What this task involves:
Below are some records; return each one exactly.

Listed records:
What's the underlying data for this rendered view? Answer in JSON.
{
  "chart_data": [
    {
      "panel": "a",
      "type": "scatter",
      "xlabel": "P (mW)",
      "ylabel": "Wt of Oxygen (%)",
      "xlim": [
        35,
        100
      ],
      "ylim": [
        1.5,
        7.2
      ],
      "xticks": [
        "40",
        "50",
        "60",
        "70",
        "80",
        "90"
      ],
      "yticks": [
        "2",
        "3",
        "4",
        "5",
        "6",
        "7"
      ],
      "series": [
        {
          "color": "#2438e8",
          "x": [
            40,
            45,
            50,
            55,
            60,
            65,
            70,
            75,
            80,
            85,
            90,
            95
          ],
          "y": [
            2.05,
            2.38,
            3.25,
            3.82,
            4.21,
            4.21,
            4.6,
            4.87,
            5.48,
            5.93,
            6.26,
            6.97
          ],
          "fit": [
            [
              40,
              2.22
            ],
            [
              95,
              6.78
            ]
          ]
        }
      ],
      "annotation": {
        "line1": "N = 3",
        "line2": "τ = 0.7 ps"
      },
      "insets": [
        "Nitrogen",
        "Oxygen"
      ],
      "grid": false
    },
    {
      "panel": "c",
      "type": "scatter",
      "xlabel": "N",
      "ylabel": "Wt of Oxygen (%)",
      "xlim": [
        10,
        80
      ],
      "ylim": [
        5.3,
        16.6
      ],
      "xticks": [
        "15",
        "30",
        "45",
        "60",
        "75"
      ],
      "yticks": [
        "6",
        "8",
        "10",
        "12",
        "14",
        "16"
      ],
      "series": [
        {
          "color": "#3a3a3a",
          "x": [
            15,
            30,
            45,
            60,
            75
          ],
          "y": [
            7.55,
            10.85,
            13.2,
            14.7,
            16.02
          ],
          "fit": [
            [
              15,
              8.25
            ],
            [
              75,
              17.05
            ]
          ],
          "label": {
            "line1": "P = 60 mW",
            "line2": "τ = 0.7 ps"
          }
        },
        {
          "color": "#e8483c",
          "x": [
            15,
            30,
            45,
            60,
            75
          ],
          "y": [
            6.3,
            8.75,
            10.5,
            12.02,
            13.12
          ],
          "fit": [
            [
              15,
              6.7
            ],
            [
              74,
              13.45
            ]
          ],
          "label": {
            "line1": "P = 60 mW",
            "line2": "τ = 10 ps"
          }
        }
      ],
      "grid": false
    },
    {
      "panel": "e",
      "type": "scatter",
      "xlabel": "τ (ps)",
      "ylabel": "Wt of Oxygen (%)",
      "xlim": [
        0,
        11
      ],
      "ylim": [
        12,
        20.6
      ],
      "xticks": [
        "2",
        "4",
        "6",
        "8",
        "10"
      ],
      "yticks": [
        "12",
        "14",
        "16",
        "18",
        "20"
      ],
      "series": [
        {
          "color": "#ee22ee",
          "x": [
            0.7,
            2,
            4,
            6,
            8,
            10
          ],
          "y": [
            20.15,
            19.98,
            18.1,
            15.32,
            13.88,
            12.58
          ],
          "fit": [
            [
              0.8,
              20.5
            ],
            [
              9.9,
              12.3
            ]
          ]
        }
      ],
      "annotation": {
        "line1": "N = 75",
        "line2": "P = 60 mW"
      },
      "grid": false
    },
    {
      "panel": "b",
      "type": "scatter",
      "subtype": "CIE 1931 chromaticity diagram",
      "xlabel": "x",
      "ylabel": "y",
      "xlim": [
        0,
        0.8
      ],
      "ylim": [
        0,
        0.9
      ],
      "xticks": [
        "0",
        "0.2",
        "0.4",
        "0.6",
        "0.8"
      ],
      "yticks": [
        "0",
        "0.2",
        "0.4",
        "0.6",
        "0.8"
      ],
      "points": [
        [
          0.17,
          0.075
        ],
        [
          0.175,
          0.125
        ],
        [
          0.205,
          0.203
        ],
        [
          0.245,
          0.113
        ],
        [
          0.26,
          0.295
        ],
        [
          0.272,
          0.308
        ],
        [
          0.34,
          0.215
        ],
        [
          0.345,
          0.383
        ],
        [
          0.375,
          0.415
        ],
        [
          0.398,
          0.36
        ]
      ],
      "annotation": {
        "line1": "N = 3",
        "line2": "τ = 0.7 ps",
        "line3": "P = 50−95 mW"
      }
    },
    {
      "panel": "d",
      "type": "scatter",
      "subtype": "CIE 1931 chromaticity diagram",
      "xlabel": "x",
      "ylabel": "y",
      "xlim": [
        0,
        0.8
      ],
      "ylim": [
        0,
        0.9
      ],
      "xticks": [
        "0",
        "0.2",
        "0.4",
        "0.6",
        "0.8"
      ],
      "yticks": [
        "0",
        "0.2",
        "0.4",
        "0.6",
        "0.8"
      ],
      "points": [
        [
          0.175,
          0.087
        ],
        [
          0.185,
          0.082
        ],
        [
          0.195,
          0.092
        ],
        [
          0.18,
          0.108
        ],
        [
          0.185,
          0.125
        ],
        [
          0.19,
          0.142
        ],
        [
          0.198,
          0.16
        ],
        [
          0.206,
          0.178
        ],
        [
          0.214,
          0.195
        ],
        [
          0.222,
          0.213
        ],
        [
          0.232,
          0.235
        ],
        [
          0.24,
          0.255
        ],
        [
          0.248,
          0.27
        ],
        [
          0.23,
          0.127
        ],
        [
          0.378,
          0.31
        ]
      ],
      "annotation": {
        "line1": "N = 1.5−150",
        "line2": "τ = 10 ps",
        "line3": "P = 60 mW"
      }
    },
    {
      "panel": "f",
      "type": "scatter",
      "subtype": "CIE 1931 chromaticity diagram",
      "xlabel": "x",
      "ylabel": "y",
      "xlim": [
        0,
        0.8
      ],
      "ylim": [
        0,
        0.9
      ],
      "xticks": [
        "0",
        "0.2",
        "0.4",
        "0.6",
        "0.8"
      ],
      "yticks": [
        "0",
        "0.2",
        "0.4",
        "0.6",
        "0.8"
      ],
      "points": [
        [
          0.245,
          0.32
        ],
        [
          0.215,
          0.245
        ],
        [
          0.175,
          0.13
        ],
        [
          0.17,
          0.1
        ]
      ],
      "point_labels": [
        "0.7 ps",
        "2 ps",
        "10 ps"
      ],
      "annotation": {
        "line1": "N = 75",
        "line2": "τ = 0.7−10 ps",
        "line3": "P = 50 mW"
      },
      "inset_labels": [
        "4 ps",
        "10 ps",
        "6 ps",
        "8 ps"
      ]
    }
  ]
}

Worked solution:
What's the underlying data for this rendered view? Answer in JSON.
{
  "chart_data": [
    {
      "panel": "a",
      "type": "scatter",
      "xlabel": "P (mW)",
      "ylabel": "Wt of Oxygen (%)",
      "xlim": [
        35,
        100
      ],
      "ylim": [
        1.5,
        7.2
      ],
      "xticks": [
        "40",
        "50",
        "60",
        "70",
        "80",
        "90"
      ],
      "yticks": [
        "2",
        "3",
        "4",
        "5",
        "6",
        "7"
      ],
      "series": [
        {
          "color": "#2438e8",
          "x": [
            40,
            45,
            50,
            55,
            60,
            65,
            70,
            75,
            80,
            85,
            90,
            95
          ],
          "y": [
            2.05,
            2.38,
            3.25,
            3.82,
            4.21,
            4.21,
            4.6,
            4.87,
            5.48,
            5.93,
            6.26,
            6.97
          ],
          "fit": [
            [
              40,
              2.22
            ],
            [
              95,
              6.78
            ]
          ]
        }
      ],
      "annotation": {
        "line1": "N = 3",
        "line2": "τ = 0.7 ps"
      },
      "insets": [
        "Nitrogen",
        "Oxygen"
      ],
      "grid": false
    },
    {
      "panel": "c",
      "type": "scatter",
      "xlabel": "N",
      "ylabel": "Wt of Oxygen (%)",
      "xlim": [
        10,
        80
      ],
      "ylim": [
        5.3,
        16.6
      ],
      "xticks": [
        "15",
        "30",
        "45",
        "60",
        "75"
      ],
      "yticks": [
        "6",
        "8",
        "10",
        "12",
        "14",
        "16"
      ],
      "series": [
        {
          "color": "#3a3a3a",
          "x": [
            15,
            30,
            45,
            60,
            75
          ],
          "y": [
            7.55,
            10.85,
            13.2,
            14.7,
            16.02
          ],
          "fit": [
            [
              15,
              8.25
            ],
            [
              75,
              17.05
            ]
          ],
          "label": {
            "line1": "P = 60 mW",
            "line2": "τ = 0.7 ps"
          }
        },
        {
          "color": "#e8483c",
          "x": [
            15,
            30,
            45,
            60,
            75
          ],
          "y": [
            6.3,
            8.75,
            10.5,
            12.02,
            13.12
          ],
          "fit": [
            [
              15,
              6.7
            ],
            [
              74,
              13.45
            ]
          ],
          "label": {
            "line1": "P = 60 mW",
            "line2": "τ = 10 ps"
          }
        }
      ],
      "grid": false
    },
    {
      "panel": "e",
      "type": "scatter",
      "xlabel": "τ (ps)",
      "ylabel": "Wt of Oxygen (%)",
      "xlim": [
        0,
        11
      ],
      "ylim": [
        12,
        20.6
      ],
      "xticks": [
        "2",
        "4",
        "6",
        "8",
        "10"
      ],
      "yticks": [
        "12",
        "14",
        "16",
        "18",
        "20"
      ],
      "series": [
        {
          "color": "#ee22ee",
          "x": [
            0.7,
            2,
            4,
            6,
            8,
            10
          ],
          "y": [
            20.15,
            19.98,
            18.1,
            15.32,
            13.88,
            12.58
          ],
          "fit": [
            [
              0.8,
              20.5
            ],
            [
              9.9,
              12.3
            ]
          ]
        }
      ],
      "annotation": {
        "line1": "N = 75",
        "line2": "P = 60 mW"
      },
      "grid": false
    },
    {
      "panel": "b",
      "type": "scatter",
      "subtype": "CIE 1931 chromaticity diagram",
      "xlabel": "x",
      "ylabel": "y",
      "xlim": [
        0,
        0.8
      ],
      "ylim": [
        0,
        0.9
      ],
      "xticks": [
        "0",
        "0.2",
        "0.4",
        "0.6",
        "0.8"
      ],
      "yticks": [
        "0",
        "0.2",
        "0.4",
        "0.6",
        "0.8"
      ],
      "points": [
        [
          0.17,
          0.075
        ],
        [
          0.175,
          0.125
        ],
        [
          0.205,
          0.203
        ],
        [
          0.245,
          0.113
        ],
        [
          0.26,
          0.295
        ],
        [
          0.272,
          0.308
        ],
        [
          0.34,
          0.215
        ],
        [
          0.345,
          0.383
        ],
        [
          0.375,
          0.415
        ],
        [
          0.398,
          0.36
        ]
      ],
      "annotation": {
        "line1": "N = 3",
        "line2": "τ = 0.7 ps",
        "line3": "P = 50−95 mW"
      }
    },
    {
      "panel": "d",
      "type": "scatter",
      "subtype": "CIE 1931 chromaticity diagram",
      "xlabel": "x",
      "ylabel": "y",
      "xlim": [
        0,
        0.8
      ],
      "ylim": [
        0,
        0.9
      ],
      "xticks": [
        "0",
        "0.2",
        "0.4",
        "0.6",
        "0.8"
      ],
      "yticks": [
        "0",
        "0.2",
        "0.4",
        "0.6",
        "0.8"
      ],
      "points": [
        [
          0.175,
          0.087
        ],
        [
          0.185,
          0.082
        ],
        [
          0.195,
          0.092
        ],
        [
          0.18,
          0.108
        ],
        [
          0.185,
          0.125
        ],
        [
          0.19,
          0.142
        ],
        [
          0.198,
          0.16
        ],
        [
          0.206,
          0.178
        ],
        [
          0.214,
          0.195
        ],
        [
          0.222,
          0.213
        ],
        [
          0.232,
          0.235
        ],
        [
          0.24,
          0.255
        ],
        [
          0.248,
          0.27
        ],
        [
          0.23,
          0.127
        ],
        [
          0.378,
          0.31
        ]
      ],
      "annotation": {
        "line1": "N = 1.5−150",
        "line2": "τ = 10 ps",
        "line3": "P = 60 mW"
      }
    },
    {
      "panel": "f",
      "type": "scatter",
      "subtype": "CIE 1931 chromaticity diagram",
      "xlabel": "x",
      "ylabel": "y",
      "xlim": [
        0,
        0.8
      ],
      "ylim": [
        0,
        0.9
      ],
      "xticks": [
        "0",
        "0.2",
        "0.4",
        "0.6",
        "0.8"
      ],
      "yticks": [
        "0",
        "0.2",
        "0.4",
        "0.6",
        "0.8"
      ],
      "points": [
        [
          0.245,
          0.32
        ],
        [
          0.215,
          0.245
        ],
        [
          0.175,
          0.13
        ],
        [
          0.17,
          0.1
        ]
      ],
      "point_labels": [
        "0.7 ps",
        "2 ps",
        "10 ps"
      ],
      "annotation": {
        "line1": "N = 75",
        "line2": "τ = 0.7−10 ps",
        "line3": "P = 50 mW"
      },
      "inset_labels": [
        "4 ps",
        "10 ps",
        "6 ps",
        "8 ps"
      ]
    }
  ]
}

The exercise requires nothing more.